<<<<

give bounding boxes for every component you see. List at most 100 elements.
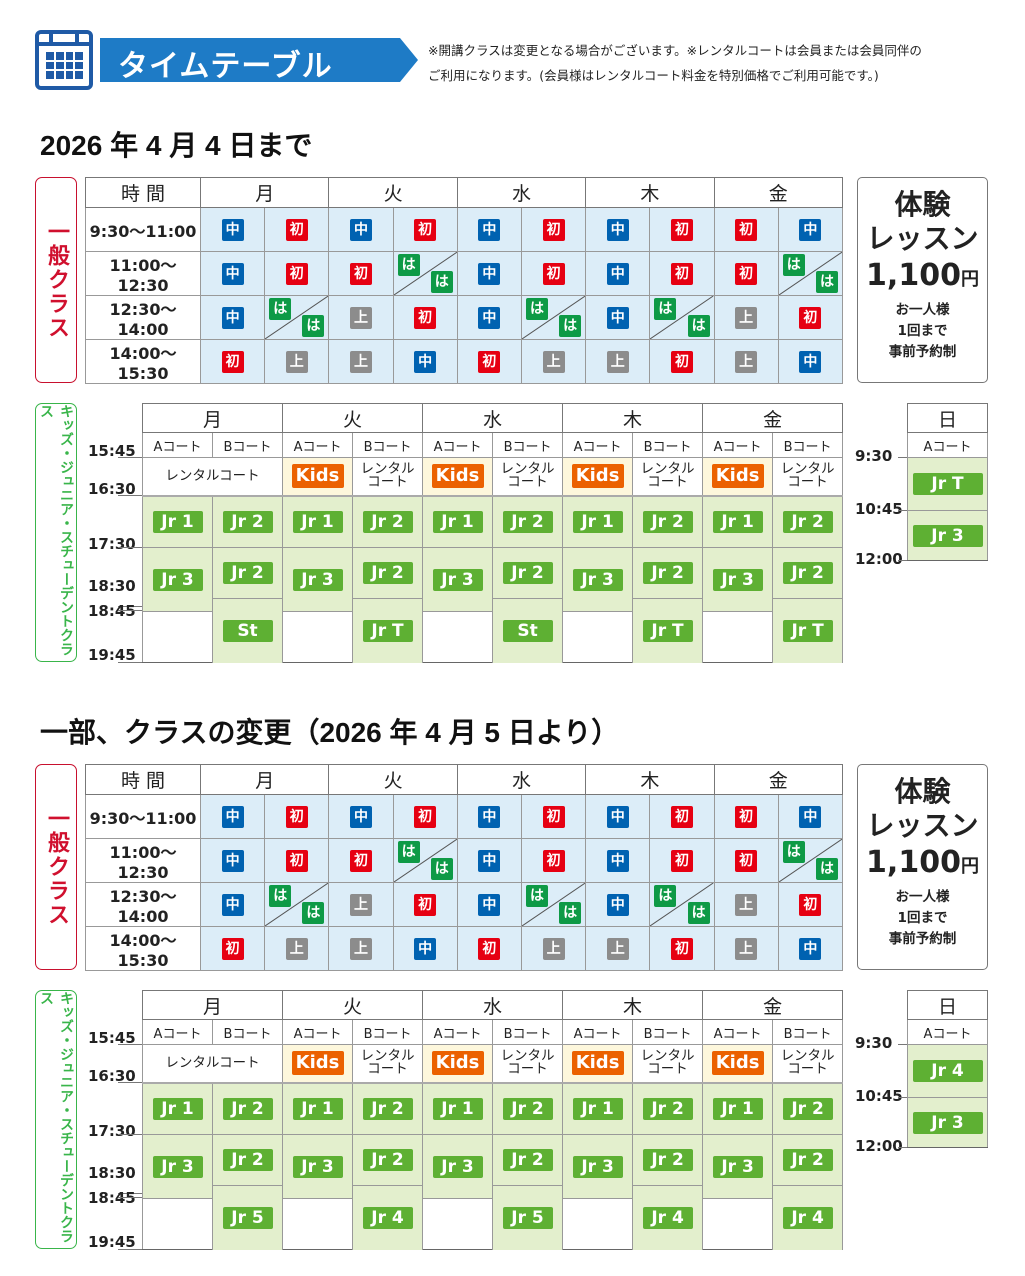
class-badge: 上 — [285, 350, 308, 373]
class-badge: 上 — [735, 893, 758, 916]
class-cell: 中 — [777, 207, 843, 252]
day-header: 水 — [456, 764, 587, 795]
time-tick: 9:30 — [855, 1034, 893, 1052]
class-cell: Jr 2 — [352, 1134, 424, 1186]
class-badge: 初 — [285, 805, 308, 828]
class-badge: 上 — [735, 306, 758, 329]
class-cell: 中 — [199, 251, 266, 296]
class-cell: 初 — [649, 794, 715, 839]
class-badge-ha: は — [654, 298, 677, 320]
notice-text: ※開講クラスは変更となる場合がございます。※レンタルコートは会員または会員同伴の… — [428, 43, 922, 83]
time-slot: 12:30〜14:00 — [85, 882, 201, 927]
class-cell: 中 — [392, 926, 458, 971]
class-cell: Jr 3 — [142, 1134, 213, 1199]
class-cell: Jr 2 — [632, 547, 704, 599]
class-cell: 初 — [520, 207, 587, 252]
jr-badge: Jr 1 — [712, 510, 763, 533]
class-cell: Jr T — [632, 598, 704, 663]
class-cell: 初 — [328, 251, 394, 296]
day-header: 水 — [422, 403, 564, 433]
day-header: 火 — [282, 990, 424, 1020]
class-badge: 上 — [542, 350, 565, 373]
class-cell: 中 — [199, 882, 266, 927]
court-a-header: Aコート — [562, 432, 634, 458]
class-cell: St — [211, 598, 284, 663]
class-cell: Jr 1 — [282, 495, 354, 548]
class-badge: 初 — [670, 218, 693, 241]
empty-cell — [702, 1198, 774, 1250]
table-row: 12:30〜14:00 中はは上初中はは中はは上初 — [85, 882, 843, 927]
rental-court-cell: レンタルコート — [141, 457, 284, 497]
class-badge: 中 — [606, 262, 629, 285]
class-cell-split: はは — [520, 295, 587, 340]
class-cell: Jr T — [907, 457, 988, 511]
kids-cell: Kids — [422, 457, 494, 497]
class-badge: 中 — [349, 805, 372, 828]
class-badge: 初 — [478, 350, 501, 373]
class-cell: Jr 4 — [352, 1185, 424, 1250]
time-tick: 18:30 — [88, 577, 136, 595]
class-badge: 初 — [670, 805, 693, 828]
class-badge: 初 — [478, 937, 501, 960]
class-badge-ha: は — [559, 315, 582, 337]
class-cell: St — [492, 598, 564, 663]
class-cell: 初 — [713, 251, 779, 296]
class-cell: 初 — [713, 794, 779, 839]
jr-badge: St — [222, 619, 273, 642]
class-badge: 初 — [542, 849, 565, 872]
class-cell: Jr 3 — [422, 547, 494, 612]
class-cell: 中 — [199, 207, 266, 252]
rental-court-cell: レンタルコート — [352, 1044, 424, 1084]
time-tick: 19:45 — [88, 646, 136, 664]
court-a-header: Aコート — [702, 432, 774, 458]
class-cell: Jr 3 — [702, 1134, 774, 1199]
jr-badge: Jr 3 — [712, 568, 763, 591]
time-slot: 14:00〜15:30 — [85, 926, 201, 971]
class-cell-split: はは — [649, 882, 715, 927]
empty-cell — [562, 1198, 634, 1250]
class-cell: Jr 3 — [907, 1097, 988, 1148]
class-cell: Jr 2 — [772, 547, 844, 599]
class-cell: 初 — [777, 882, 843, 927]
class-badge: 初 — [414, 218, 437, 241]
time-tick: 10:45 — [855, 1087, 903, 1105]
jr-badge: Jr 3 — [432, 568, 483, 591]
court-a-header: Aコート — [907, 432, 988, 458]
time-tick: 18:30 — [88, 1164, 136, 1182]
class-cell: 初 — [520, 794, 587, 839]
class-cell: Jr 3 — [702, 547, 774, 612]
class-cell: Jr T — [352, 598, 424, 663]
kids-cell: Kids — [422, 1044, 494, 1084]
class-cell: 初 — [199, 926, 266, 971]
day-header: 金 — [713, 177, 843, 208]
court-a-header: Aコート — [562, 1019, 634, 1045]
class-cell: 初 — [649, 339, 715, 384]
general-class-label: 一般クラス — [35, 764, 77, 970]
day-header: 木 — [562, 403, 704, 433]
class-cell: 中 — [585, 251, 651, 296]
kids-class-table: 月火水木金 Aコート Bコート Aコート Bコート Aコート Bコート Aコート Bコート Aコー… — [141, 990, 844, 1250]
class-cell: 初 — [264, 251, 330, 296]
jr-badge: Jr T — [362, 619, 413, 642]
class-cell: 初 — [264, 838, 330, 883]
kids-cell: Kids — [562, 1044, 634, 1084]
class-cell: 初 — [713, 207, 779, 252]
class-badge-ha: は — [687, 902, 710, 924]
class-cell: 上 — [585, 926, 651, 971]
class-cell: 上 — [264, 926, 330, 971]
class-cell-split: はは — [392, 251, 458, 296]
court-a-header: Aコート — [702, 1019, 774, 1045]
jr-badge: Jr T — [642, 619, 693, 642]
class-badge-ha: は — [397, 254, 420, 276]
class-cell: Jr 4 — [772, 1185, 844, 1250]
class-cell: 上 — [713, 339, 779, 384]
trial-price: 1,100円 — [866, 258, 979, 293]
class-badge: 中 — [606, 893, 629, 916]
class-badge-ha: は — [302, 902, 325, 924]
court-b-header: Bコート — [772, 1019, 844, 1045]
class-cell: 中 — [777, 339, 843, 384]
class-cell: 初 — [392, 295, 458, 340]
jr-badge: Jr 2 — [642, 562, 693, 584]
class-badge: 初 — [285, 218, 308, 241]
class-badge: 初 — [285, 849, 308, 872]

>>>>

→ EXERCISE: Copy out every one of the lines above word for word, with the pictures left out.

→ FINISHED EXERCISE:
give bounding boxes for every component you see. List at most 100 elements.
class-badge: 上 — [285, 350, 308, 373]
class-badge: 上 — [735, 893, 758, 916]
class-cell: 中 — [777, 207, 843, 252]
day-header: 水 — [456, 764, 587, 795]
time-tick: 9:30 — [855, 1034, 893, 1052]
class-cell: Jr 2 — [352, 1134, 424, 1186]
class-badge: 初 — [285, 805, 308, 828]
class-badge: 上 — [735, 306, 758, 329]
class-cell: 中 — [199, 251, 266, 296]
class-cell: 初 — [649, 794, 715, 839]
class-badge-ha: は — [654, 298, 677, 320]
notice-text: ※開講クラスは変更となる場合がございます。※レンタルコートは会員または会員同伴の… — [428, 43, 922, 83]
time-slot: 12:30〜14:00 — [85, 882, 201, 927]
class-cell: 中 — [392, 926, 458, 971]
class-cell: Jr 3 — [142, 1134, 213, 1199]
class-cell: Jr 2 — [632, 547, 704, 599]
class-cell: 初 — [520, 207, 587, 252]
jr-badge: Jr 1 — [712, 510, 763, 533]
class-cell: Jr T — [632, 598, 704, 663]
class-cell: 初 — [328, 251, 394, 296]
day-header: 水 — [422, 403, 564, 433]
day-header: 火 — [282, 990, 424, 1020]
class-badge: 上 — [542, 350, 565, 373]
class-cell: 中 — [199, 882, 266, 927]
court-a-header: Aコート — [562, 432, 634, 458]
class-cell: St — [211, 598, 284, 663]
class-cell: Jr 1 — [282, 495, 354, 548]
class-badge: 初 — [670, 218, 693, 241]
empty-cell — [702, 1198, 774, 1250]
table-row: 12:30〜14:00 中はは上初中はは中はは上初 — [85, 882, 843, 927]
rental-court-cell: レンタルコート — [141, 457, 284, 497]
class-badge: 中 — [606, 262, 629, 285]
class-cell-split: はは — [520, 295, 587, 340]
class-cell: Jr T — [907, 457, 988, 511]
kids-cell: Kids — [422, 457, 494, 497]
class-badge: 中 — [349, 805, 372, 828]
class-badge: 初 — [478, 350, 501, 373]
class-cell: Jr 4 — [352, 1185, 424, 1250]
time-tick: 18:30 — [88, 577, 136, 595]
class-badge: 初 — [670, 805, 693, 828]
class-badge: 初 — [478, 937, 501, 960]
class-badge-ha: は — [559, 315, 582, 337]
class-cell: St — [492, 598, 564, 663]
class-cell: 初 — [713, 251, 779, 296]
class-cell: 初 — [713, 794, 779, 839]
jr-badge: St — [222, 619, 273, 642]
class-badge: 初 — [542, 849, 565, 872]
class-cell: Jr 3 — [422, 547, 494, 612]
class-cell: 中 — [199, 207, 266, 252]
rental-court-cell: レンタルコート — [352, 1044, 424, 1084]
time-tick: 19:45 — [88, 646, 136, 664]
court-a-header: Aコート — [702, 432, 774, 458]
class-cell: Jr 3 — [702, 1134, 774, 1199]
jr-badge: Jr 3 — [712, 568, 763, 591]
time-slot: 14:00〜15:30 — [85, 926, 201, 971]
class-cell-split: はは — [649, 882, 715, 927]
empty-cell — [562, 1198, 634, 1250]
class-cell: Jr 3 — [907, 1097, 988, 1148]
class-cell: Jr 2 — [772, 547, 844, 599]
class-cell: 初 — [777, 882, 843, 927]
class-badge: 初 — [414, 218, 437, 241]
time-tick: 10:45 — [855, 1087, 903, 1105]
jr-badge: Jr 3 — [432, 568, 483, 591]
court-a-header: Aコート — [907, 432, 988, 458]
time-tick: 18:30 — [88, 1164, 136, 1182]
class-cell: 初 — [520, 794, 587, 839]
class-cell: Jr 3 — [702, 547, 774, 612]
class-cell: Jr T — [352, 598, 424, 663]
kids-cell: Kids — [422, 1044, 494, 1084]
class-cell: 初 — [199, 926, 266, 971]
day-header: 金 — [713, 177, 843, 208]
court-a-header: Aコート — [562, 1019, 634, 1045]
class-cell: 初 — [649, 339, 715, 384]
general-class-label: 一般クラス — [35, 764, 77, 970]
day-header: 木 — [562, 403, 704, 433]
class-cell: 中 — [585, 251, 651, 296]
kids-class-table: 月火水木金 Aコート Bコート Aコート Bコート Aコート Bコート Aコート Bコート Aコー… — [141, 990, 844, 1250]
class-cell: 初 — [264, 251, 330, 296]
jr-badge: Jr T — [362, 619, 413, 642]
class-cell: 初 — [264, 838, 330, 883]
kids-cell: Kids — [562, 1044, 634, 1084]
class-cell: 初 — [713, 207, 779, 252]
class-badge-ha: は — [687, 902, 710, 924]
class-cell: 上 — [585, 926, 651, 971]
class-cell: 上 — [264, 926, 330, 971]
class-cell-split: はは — [392, 251, 458, 296]
court-a-header: Aコート — [702, 1019, 774, 1045]
jr-badge: Jr T — [642, 619, 693, 642]
class-badge-ha: は — [397, 254, 420, 276]
class-cell: Jr 4 — [772, 1185, 844, 1250]
class-cell: 上 — [713, 339, 779, 384]
trial-price: 1,100円 — [866, 258, 979, 293]
class-badge: 中 — [606, 893, 629, 916]
class-badge-ha: は — [302, 902, 325, 924]
court-b-header: Bコート — [772, 1019, 844, 1045]
class-cell: 中 — [777, 339, 843, 384]
class-cell: 初 — [392, 295, 458, 340]
jr-badge: Jr 2 — [642, 562, 693, 584]
class-badge: 初 — [285, 218, 308, 241]
class-badge: 初 — [285, 849, 308, 872]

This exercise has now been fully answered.